What is being asked:
Locate all lines in the data below that hold "กลไกและระบบในการป" and show them.

(Data extracted from a collection)
◇ ◇ ◇
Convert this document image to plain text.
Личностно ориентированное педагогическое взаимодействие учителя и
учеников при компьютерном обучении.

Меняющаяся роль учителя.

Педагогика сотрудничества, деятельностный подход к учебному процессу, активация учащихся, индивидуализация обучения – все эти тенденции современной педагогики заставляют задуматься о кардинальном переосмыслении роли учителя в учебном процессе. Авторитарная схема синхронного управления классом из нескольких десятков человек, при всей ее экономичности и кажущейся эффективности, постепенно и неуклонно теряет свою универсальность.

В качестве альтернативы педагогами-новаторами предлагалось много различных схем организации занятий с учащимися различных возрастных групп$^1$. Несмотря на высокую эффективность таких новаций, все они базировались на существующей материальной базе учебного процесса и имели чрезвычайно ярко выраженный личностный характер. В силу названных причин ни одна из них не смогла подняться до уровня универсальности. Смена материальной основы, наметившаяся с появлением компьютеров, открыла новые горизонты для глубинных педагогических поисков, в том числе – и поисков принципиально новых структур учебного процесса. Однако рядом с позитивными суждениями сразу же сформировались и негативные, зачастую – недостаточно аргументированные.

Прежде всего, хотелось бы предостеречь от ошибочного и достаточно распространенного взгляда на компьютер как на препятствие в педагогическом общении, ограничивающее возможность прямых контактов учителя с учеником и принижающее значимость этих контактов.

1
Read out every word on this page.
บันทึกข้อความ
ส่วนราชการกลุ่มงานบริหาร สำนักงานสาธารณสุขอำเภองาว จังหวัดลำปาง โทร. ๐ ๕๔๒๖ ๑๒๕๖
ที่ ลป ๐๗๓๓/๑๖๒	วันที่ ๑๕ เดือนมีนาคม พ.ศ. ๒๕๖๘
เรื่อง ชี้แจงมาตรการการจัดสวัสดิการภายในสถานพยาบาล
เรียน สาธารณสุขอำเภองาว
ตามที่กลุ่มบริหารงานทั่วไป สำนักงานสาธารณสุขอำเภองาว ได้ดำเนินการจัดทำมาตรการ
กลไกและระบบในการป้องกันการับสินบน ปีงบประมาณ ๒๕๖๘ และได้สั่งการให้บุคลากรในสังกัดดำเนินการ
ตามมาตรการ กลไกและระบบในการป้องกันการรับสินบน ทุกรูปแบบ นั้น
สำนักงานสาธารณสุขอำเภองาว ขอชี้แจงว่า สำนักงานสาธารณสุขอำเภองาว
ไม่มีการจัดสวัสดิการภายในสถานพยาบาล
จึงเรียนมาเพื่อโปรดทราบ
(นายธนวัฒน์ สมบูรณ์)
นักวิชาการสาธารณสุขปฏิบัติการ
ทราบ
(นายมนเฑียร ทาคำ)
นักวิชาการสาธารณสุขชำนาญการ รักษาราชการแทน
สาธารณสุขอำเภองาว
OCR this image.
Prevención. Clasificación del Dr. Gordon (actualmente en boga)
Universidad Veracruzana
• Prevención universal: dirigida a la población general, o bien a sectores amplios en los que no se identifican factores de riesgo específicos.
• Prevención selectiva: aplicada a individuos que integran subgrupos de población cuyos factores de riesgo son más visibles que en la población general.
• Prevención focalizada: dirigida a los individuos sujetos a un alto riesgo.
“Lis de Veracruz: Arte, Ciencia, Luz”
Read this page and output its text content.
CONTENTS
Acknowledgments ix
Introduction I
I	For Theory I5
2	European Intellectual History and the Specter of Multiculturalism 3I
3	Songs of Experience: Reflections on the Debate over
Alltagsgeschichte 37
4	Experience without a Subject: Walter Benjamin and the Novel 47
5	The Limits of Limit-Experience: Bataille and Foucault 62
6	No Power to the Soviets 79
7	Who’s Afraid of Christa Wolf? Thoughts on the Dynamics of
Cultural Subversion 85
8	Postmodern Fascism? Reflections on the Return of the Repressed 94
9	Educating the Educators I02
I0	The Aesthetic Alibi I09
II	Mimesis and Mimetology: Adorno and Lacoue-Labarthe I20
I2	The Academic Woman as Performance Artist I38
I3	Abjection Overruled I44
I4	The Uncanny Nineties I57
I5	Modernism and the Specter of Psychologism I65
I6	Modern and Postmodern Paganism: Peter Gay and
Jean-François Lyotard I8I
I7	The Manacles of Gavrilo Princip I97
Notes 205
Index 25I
◇ ◇ ◇
Final result:
กลไกและระบบในการป้องกันการับสินบน ปีงบประมาณ ๒๕๖๘ และได้สั่งการให้บุคลากรในสังกัดดำเนินการ
ตามมาตรการ กลไกและระบบในการป้องกันการรับสินบน ทุกรูปแบบ นั้น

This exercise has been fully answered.